**INSTRUCTIONS TO FOLLOW**.
Say how many lines contain "Expenses", using only the number.

(Extracted records)
** Start **
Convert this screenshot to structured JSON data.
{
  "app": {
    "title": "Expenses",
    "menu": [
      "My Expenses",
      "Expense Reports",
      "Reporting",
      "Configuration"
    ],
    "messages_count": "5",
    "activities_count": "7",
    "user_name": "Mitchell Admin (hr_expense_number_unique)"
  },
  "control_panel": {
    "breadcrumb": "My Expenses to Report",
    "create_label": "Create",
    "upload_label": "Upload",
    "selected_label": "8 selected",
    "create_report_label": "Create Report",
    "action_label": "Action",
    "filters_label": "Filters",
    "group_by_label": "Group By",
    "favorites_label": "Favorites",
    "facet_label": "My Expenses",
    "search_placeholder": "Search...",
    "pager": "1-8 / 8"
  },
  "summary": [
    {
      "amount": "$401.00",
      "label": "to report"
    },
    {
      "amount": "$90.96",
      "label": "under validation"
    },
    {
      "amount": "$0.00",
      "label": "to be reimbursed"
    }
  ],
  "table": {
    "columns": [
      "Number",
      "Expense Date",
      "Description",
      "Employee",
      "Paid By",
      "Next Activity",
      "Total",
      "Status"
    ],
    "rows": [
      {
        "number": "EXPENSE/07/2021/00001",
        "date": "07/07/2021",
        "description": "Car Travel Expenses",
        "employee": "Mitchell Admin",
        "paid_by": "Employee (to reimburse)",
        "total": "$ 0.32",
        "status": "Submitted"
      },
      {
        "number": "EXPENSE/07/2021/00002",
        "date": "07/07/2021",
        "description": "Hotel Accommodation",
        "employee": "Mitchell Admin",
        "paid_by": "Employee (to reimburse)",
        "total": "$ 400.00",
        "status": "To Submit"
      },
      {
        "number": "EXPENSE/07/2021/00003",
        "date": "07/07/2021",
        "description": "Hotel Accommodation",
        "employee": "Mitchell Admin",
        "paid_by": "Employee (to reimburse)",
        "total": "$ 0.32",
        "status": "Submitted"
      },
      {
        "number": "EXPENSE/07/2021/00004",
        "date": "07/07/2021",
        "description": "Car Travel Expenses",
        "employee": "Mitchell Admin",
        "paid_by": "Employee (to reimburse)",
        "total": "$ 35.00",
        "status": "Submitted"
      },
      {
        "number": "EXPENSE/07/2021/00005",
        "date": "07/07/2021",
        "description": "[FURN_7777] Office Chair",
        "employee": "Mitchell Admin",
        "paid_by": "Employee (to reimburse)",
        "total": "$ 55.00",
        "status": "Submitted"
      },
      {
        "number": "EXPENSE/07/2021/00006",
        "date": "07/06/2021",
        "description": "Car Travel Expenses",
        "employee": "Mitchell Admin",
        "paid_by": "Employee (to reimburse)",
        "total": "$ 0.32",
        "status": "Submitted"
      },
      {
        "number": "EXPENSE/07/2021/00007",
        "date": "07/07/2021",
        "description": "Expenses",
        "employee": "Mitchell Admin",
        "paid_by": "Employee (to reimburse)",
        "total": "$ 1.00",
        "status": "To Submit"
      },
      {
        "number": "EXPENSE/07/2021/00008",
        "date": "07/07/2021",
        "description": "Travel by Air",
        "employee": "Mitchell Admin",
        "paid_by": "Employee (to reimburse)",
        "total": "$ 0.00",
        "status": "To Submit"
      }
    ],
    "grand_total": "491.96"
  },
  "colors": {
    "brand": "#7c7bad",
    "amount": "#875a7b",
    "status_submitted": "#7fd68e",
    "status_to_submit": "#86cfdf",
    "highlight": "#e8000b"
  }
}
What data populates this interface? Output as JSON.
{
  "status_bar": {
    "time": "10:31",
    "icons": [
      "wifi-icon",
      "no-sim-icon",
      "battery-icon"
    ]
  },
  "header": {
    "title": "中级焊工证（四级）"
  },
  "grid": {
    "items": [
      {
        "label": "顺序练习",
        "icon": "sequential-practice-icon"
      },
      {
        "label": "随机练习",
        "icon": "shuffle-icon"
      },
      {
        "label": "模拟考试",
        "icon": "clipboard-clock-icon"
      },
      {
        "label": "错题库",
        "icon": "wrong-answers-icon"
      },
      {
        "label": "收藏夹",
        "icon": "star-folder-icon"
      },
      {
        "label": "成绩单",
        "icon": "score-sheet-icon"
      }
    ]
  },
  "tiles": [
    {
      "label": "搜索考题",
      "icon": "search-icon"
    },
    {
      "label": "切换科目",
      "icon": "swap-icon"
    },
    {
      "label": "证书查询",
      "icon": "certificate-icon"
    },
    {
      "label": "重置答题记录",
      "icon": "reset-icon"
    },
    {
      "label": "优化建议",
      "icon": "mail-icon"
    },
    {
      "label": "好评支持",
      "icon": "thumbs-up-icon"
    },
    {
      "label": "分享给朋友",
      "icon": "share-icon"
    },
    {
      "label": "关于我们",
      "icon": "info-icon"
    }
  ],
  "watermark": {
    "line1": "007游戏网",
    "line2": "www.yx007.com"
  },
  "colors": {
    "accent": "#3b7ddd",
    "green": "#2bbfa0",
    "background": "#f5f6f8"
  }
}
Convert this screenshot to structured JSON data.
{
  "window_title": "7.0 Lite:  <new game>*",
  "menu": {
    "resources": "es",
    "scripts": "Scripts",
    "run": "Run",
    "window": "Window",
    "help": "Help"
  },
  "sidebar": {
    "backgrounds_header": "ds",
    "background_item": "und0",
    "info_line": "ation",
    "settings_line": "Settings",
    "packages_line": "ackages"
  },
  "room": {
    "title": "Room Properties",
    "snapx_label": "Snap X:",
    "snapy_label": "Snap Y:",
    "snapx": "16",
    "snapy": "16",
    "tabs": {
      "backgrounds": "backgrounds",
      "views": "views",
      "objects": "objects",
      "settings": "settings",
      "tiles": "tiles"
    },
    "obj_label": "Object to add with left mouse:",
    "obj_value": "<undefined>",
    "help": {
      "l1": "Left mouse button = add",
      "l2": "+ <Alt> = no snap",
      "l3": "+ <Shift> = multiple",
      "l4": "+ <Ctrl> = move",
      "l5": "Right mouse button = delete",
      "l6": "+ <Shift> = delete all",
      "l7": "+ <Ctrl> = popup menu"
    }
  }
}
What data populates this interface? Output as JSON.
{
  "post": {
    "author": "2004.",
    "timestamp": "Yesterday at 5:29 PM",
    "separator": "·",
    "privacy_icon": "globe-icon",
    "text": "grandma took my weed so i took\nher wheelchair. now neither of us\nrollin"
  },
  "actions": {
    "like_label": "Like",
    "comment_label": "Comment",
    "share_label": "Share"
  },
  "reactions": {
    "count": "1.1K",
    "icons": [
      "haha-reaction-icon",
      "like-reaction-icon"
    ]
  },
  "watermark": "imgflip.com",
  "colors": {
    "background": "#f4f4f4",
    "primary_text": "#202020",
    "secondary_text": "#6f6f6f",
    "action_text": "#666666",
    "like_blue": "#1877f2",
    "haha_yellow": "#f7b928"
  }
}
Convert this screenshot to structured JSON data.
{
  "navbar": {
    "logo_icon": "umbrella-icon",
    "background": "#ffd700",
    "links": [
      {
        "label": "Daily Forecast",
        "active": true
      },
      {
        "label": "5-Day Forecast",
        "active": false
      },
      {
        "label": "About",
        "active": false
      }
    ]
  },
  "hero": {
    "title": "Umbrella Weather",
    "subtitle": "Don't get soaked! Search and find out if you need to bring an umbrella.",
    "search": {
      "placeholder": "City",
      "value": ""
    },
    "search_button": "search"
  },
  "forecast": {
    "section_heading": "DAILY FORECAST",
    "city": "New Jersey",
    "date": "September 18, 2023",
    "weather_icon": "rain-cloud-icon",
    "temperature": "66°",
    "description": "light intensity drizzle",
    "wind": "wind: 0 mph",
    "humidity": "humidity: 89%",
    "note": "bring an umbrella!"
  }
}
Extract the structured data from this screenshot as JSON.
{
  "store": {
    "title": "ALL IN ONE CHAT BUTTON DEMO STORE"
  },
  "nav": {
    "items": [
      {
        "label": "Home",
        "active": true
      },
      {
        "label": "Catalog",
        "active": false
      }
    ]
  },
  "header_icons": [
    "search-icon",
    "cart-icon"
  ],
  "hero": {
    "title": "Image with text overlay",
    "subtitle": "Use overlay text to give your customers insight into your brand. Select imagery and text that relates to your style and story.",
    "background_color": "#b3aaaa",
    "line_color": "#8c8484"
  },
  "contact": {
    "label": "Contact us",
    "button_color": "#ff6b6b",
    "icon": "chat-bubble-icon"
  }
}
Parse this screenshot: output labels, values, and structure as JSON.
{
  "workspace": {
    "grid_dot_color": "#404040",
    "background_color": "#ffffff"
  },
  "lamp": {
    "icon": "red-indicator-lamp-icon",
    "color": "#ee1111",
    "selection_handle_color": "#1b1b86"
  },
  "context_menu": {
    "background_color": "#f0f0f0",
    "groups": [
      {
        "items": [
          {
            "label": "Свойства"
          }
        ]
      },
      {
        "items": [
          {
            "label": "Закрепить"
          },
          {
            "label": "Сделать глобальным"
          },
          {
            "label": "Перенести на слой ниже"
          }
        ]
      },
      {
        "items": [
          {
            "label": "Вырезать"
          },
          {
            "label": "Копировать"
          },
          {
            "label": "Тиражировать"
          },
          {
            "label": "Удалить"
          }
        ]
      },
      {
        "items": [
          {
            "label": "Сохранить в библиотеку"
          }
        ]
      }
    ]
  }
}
** End **
**TASK RESULT**.
8